◆ Problem
Give every line from the entries that contains "color".

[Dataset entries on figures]
"""

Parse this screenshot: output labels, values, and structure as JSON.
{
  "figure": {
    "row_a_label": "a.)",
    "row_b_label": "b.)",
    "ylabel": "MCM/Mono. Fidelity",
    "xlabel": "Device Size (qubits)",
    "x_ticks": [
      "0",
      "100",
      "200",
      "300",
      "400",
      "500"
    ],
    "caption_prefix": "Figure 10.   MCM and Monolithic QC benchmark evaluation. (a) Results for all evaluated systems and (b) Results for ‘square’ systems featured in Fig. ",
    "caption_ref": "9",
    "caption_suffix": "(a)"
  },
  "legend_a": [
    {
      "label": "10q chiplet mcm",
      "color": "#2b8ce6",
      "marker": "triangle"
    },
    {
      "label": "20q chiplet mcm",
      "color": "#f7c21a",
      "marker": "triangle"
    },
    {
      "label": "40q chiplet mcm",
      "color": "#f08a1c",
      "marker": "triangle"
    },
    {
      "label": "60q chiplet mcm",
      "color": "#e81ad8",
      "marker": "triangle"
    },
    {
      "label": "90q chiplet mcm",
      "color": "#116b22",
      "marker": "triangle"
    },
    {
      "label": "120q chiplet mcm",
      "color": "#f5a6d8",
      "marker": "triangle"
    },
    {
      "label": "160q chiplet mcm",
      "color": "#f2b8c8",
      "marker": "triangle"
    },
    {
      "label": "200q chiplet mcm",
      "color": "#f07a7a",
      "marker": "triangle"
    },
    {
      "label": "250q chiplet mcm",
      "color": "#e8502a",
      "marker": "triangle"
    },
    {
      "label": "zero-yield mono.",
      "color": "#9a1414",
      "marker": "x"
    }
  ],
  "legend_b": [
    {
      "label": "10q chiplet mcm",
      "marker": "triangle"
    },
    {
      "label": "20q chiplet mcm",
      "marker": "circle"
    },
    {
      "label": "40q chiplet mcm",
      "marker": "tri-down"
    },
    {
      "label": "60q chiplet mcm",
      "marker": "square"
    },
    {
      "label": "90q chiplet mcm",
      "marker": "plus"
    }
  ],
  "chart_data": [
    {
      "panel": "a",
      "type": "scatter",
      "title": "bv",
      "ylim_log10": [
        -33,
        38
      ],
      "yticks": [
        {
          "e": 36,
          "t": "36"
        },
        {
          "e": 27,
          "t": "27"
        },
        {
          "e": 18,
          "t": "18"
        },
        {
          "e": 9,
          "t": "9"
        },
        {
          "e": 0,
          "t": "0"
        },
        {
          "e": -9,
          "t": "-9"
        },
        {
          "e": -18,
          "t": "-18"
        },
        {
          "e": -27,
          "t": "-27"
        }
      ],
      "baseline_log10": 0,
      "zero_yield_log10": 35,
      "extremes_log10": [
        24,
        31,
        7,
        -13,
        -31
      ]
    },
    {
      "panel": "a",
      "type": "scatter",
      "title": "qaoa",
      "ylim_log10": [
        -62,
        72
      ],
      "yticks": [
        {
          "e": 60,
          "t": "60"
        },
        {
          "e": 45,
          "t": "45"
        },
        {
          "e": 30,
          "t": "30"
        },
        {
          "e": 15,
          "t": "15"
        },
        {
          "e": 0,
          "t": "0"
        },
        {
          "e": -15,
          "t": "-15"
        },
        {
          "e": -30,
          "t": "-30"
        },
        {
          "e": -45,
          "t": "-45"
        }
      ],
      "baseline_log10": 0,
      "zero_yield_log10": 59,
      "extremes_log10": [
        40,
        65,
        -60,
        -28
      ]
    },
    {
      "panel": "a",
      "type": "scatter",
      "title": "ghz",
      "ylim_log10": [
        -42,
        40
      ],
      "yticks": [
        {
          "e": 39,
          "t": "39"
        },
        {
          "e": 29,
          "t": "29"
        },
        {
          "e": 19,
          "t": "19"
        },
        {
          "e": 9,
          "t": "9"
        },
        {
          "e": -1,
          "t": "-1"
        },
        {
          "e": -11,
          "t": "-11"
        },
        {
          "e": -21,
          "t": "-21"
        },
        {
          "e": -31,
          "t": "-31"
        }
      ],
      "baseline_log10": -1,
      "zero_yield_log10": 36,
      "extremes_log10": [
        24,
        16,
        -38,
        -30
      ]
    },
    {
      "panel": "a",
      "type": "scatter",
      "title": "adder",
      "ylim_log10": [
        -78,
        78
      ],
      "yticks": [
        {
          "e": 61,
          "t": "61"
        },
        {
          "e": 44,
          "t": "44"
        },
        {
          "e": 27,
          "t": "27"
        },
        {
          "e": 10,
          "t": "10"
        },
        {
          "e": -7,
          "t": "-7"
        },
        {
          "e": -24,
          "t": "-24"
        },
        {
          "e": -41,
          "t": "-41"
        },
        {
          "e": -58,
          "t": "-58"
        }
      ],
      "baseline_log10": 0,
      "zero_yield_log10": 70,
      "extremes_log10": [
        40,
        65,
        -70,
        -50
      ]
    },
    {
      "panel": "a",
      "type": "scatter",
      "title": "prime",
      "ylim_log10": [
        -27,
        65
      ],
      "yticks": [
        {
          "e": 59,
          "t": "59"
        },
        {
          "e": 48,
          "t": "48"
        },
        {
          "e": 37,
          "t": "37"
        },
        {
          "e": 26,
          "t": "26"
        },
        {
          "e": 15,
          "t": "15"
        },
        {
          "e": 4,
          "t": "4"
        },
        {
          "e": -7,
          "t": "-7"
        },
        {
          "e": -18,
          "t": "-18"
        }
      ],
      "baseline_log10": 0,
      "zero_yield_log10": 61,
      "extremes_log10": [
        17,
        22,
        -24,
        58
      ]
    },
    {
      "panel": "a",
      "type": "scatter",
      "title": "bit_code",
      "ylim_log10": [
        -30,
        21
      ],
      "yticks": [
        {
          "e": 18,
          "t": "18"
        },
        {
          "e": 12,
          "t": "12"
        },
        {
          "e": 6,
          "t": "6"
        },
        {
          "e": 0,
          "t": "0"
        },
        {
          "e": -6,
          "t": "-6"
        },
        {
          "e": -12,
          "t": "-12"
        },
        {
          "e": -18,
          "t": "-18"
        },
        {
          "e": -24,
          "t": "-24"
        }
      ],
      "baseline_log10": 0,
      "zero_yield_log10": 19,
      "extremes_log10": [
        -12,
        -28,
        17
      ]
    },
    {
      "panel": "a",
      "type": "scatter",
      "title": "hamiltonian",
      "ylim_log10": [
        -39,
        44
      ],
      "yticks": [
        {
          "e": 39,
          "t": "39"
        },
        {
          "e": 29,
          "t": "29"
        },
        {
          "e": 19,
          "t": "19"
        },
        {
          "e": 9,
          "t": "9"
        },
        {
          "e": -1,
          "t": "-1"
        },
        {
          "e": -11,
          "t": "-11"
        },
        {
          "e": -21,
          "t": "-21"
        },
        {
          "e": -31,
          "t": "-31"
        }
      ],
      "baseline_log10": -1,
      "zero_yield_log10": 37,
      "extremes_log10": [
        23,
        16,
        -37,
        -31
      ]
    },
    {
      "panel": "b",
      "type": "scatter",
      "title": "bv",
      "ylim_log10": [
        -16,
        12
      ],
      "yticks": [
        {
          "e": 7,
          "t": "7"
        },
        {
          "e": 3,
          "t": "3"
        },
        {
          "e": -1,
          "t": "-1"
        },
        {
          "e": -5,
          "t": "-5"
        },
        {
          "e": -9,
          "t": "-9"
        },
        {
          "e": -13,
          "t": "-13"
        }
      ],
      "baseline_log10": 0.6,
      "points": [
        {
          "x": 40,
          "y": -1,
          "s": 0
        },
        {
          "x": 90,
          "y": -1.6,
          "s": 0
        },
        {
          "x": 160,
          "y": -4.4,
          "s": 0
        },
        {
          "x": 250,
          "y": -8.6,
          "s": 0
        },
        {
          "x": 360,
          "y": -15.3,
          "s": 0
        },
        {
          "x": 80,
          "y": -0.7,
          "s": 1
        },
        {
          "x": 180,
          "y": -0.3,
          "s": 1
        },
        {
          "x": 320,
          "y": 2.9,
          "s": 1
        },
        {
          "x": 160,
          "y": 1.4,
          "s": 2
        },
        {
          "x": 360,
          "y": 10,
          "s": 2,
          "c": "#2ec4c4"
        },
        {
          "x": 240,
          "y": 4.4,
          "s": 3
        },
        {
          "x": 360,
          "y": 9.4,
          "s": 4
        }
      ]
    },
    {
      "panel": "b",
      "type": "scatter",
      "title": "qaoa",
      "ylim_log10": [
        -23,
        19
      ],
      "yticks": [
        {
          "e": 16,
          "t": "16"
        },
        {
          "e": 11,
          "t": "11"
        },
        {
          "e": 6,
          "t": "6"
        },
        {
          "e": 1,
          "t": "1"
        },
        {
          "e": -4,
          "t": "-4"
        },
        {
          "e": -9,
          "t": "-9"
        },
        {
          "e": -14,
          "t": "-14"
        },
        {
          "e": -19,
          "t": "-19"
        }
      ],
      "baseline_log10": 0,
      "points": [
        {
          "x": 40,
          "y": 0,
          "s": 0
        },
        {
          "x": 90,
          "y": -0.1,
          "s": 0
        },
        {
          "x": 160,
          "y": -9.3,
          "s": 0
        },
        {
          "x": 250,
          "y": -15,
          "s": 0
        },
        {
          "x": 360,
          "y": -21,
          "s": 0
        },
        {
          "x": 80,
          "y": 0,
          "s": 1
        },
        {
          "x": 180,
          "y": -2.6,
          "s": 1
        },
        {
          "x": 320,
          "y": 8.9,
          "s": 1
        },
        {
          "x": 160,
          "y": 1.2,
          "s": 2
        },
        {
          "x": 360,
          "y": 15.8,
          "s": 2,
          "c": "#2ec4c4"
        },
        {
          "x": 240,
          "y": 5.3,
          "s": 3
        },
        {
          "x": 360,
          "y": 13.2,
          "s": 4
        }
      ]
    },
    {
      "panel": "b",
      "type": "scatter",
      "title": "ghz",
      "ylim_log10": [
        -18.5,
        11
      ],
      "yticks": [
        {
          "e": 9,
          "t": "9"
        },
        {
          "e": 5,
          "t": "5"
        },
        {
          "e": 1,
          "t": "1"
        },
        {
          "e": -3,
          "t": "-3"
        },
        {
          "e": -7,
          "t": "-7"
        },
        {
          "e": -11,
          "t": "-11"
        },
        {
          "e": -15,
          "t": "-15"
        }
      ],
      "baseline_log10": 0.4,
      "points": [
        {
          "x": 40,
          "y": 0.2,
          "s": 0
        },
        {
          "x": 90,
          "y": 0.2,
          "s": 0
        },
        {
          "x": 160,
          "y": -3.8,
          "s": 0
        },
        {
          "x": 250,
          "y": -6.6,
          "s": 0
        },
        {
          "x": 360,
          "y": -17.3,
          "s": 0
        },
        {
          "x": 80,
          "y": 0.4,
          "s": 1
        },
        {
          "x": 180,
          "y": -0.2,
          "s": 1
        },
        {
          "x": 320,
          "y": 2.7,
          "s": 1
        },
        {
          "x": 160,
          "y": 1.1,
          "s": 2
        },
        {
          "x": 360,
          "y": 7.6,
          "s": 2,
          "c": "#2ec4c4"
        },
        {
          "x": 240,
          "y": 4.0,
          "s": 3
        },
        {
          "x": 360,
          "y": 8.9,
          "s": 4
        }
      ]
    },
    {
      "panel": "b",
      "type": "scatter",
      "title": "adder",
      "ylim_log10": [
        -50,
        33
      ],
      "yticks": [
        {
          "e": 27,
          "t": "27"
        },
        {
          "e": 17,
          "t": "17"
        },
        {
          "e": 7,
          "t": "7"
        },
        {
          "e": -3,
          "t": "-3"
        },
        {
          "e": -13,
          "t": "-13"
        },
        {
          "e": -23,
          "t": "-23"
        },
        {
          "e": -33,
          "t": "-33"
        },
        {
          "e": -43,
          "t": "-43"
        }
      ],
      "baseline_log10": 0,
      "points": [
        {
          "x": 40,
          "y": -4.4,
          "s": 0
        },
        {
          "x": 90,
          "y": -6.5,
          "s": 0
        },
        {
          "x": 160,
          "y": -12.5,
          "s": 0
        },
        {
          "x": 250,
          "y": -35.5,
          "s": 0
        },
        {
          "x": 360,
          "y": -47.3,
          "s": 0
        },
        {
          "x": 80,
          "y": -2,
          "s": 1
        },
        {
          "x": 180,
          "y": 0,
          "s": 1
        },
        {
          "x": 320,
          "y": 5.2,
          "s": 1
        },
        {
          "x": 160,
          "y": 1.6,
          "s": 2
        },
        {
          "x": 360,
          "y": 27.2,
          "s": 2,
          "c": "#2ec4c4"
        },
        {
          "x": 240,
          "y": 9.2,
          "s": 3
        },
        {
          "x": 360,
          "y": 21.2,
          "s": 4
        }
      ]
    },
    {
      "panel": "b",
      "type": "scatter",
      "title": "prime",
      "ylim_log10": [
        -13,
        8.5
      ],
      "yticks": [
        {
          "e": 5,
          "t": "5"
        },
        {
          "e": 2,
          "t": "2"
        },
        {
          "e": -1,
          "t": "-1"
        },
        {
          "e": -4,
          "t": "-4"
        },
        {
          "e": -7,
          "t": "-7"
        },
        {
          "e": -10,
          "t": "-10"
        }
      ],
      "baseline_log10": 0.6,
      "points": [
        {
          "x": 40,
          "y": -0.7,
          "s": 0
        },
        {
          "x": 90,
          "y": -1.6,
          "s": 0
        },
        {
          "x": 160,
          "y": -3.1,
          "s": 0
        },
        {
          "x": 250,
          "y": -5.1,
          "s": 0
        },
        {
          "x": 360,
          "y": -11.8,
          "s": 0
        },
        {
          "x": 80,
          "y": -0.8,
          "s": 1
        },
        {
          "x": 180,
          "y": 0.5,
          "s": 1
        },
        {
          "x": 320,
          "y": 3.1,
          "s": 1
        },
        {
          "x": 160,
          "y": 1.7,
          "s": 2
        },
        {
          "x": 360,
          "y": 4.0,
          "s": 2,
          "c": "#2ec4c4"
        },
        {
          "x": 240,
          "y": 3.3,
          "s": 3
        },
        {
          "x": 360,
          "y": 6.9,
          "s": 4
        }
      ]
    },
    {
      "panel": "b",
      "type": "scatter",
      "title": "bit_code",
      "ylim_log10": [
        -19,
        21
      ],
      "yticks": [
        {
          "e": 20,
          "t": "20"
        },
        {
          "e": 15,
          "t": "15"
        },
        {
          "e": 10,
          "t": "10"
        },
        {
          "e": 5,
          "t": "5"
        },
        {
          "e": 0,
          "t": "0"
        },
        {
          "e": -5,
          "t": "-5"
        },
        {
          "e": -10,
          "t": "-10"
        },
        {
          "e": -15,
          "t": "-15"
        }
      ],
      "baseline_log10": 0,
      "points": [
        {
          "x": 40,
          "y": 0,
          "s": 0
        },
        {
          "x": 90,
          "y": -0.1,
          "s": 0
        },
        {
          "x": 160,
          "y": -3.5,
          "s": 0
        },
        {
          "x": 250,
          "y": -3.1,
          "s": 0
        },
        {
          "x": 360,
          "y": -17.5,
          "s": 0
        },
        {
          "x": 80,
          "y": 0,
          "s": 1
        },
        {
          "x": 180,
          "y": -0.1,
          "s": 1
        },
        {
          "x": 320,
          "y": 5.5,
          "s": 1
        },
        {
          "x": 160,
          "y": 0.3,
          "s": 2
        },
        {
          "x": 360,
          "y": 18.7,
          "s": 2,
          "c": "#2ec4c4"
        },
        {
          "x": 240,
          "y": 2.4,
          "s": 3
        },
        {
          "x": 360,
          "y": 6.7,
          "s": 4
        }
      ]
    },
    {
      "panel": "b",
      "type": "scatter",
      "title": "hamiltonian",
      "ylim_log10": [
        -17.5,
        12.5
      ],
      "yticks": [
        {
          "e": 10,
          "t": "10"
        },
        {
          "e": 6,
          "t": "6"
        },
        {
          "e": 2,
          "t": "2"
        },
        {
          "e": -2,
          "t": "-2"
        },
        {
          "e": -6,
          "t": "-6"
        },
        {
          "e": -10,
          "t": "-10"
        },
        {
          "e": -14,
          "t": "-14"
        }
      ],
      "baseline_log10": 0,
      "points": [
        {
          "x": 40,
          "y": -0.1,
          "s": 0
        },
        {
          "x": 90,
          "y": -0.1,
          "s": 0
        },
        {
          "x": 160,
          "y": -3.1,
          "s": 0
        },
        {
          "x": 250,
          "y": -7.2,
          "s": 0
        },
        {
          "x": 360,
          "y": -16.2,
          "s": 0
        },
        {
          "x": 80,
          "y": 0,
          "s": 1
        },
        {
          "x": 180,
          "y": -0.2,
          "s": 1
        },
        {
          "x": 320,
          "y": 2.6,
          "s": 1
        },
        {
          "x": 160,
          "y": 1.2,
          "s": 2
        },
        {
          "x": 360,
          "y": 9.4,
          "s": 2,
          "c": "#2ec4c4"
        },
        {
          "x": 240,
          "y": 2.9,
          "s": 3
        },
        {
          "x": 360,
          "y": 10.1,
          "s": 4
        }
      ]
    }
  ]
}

"""

◆ Written answer
      "color": "#2b8ce6",
      "color": "#f7c21a",
      "color": "#f08a1c",
      "color": "#e81ad8",
      "color": "#116b22",
      "color": "#f5a6d8",
      "color": "#f2b8c8",
      "color": "#f07a7a",
      "color": "#e8502a",
      "color": "#9a1414",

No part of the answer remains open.